Bounding box annotations:
---+---
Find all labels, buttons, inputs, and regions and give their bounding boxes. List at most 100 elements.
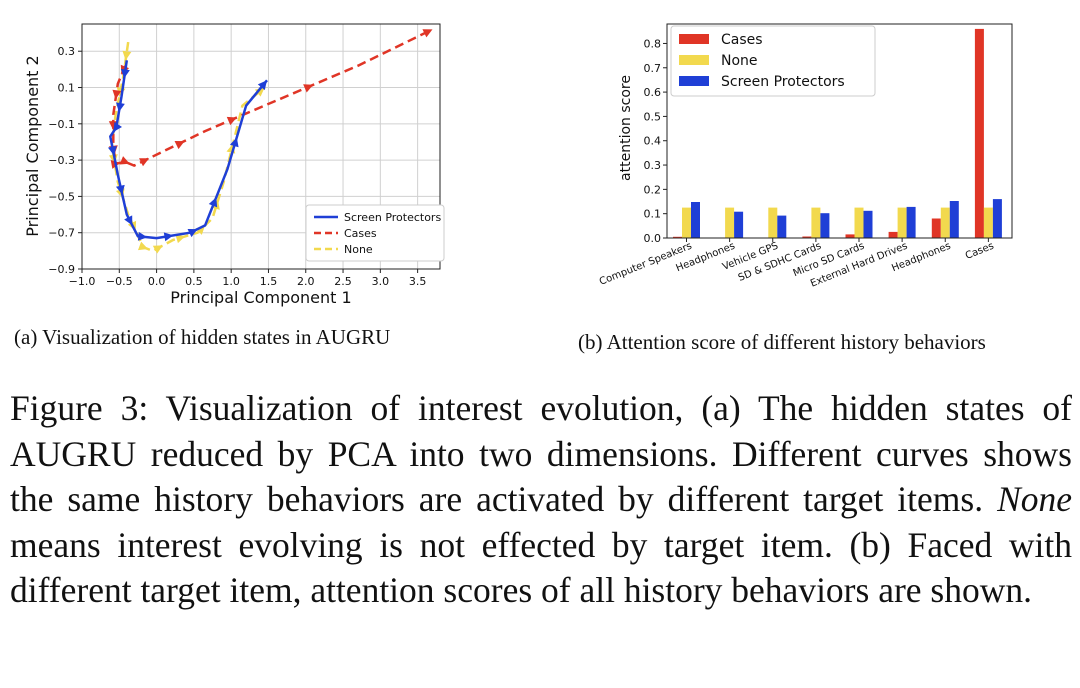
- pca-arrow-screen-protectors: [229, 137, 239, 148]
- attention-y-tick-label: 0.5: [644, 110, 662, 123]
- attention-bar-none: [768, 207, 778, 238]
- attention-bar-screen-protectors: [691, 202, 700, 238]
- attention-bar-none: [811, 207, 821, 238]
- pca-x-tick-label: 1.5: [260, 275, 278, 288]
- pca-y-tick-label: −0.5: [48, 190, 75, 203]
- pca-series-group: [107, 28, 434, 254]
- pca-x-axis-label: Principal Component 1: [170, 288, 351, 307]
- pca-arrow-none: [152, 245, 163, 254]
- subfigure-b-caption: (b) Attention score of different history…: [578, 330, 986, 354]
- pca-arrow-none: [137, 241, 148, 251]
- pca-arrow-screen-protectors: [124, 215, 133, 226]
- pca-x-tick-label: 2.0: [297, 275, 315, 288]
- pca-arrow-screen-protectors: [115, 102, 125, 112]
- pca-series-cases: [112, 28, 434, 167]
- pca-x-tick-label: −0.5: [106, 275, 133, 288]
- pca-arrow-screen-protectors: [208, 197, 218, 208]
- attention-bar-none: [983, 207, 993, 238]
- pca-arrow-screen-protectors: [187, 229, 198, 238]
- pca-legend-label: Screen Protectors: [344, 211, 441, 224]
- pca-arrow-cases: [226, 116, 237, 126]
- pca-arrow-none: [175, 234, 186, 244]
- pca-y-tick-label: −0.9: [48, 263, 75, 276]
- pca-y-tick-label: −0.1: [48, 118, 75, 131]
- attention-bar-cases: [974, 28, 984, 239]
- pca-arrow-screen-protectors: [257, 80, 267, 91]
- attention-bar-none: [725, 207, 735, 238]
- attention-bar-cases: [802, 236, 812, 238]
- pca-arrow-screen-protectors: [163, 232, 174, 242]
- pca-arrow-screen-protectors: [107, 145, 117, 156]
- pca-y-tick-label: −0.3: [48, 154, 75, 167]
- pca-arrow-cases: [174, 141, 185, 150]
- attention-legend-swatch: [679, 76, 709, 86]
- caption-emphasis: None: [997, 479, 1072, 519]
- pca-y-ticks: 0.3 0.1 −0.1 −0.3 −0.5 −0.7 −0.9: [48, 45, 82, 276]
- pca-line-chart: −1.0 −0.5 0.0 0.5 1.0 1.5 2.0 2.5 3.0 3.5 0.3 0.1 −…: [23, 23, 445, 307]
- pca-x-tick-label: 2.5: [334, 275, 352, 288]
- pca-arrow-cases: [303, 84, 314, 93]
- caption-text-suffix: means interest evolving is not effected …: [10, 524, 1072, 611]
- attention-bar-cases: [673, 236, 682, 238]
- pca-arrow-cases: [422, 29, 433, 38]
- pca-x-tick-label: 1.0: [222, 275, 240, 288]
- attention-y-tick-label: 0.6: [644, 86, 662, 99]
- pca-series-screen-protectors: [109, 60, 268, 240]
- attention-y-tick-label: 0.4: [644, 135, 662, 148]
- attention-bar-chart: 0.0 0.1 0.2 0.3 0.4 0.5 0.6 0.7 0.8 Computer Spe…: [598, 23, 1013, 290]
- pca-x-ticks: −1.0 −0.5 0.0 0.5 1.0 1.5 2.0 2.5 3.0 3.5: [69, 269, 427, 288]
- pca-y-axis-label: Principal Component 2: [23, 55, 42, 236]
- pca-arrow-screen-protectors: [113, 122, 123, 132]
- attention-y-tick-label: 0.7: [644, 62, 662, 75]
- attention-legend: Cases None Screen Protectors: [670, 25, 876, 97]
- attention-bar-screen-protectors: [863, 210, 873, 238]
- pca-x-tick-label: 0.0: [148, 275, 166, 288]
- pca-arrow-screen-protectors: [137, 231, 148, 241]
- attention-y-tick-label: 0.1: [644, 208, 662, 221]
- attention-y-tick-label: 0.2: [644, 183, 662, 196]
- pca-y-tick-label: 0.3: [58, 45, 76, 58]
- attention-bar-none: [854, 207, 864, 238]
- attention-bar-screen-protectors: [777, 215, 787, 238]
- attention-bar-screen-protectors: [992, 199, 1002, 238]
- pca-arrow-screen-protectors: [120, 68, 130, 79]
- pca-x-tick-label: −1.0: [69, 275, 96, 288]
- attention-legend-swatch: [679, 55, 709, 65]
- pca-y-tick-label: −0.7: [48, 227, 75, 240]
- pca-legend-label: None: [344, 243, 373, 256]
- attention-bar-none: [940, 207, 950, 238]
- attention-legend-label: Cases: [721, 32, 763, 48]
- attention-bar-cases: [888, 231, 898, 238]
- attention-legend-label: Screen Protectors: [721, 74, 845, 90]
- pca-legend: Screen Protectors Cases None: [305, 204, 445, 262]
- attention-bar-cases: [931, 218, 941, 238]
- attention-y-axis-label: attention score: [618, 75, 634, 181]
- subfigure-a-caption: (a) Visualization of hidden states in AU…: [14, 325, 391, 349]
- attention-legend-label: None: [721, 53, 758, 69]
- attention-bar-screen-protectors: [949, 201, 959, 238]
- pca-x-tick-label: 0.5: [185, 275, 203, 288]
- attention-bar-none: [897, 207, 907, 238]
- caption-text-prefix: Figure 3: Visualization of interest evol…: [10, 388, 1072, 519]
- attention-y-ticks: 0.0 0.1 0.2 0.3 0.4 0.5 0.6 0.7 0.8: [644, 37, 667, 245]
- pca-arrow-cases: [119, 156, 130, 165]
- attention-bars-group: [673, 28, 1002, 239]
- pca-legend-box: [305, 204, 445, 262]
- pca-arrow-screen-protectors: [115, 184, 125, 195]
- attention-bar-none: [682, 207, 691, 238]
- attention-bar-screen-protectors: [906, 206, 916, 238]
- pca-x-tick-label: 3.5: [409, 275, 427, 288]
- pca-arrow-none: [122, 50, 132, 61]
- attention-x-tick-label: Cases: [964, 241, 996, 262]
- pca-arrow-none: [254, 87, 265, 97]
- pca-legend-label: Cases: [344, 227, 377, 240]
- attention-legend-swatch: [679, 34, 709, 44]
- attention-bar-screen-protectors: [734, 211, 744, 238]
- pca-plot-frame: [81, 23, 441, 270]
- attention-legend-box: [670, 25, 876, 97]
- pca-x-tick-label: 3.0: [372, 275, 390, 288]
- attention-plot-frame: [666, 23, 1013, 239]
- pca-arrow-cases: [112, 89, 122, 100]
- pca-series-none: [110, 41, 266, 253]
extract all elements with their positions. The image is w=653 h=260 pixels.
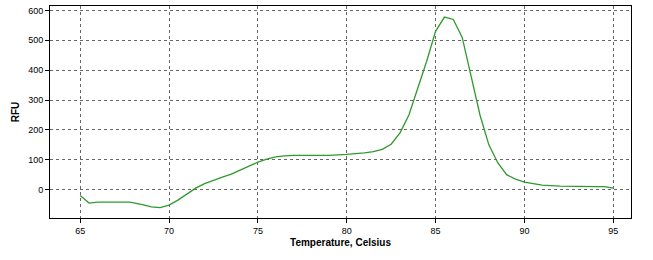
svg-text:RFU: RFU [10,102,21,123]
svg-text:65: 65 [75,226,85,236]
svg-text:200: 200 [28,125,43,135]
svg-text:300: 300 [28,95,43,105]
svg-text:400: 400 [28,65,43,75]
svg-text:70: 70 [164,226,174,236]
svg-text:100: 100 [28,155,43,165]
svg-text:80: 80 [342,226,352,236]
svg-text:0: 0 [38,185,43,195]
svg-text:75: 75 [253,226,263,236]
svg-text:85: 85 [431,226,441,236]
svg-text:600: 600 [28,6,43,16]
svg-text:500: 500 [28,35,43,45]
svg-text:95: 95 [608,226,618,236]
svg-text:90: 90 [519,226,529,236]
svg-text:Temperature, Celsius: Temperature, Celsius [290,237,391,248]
---+---
#### [DIRECTION]
Pull out each line above that contains the string "swatch". Case counts.

#### [FULL OUTPUT]
- attention-legend-swatch: [679, 76, 709, 86]
- attention-legend-swatch: [679, 55, 709, 65]
- attention-legend-swatch: [679, 34, 709, 44]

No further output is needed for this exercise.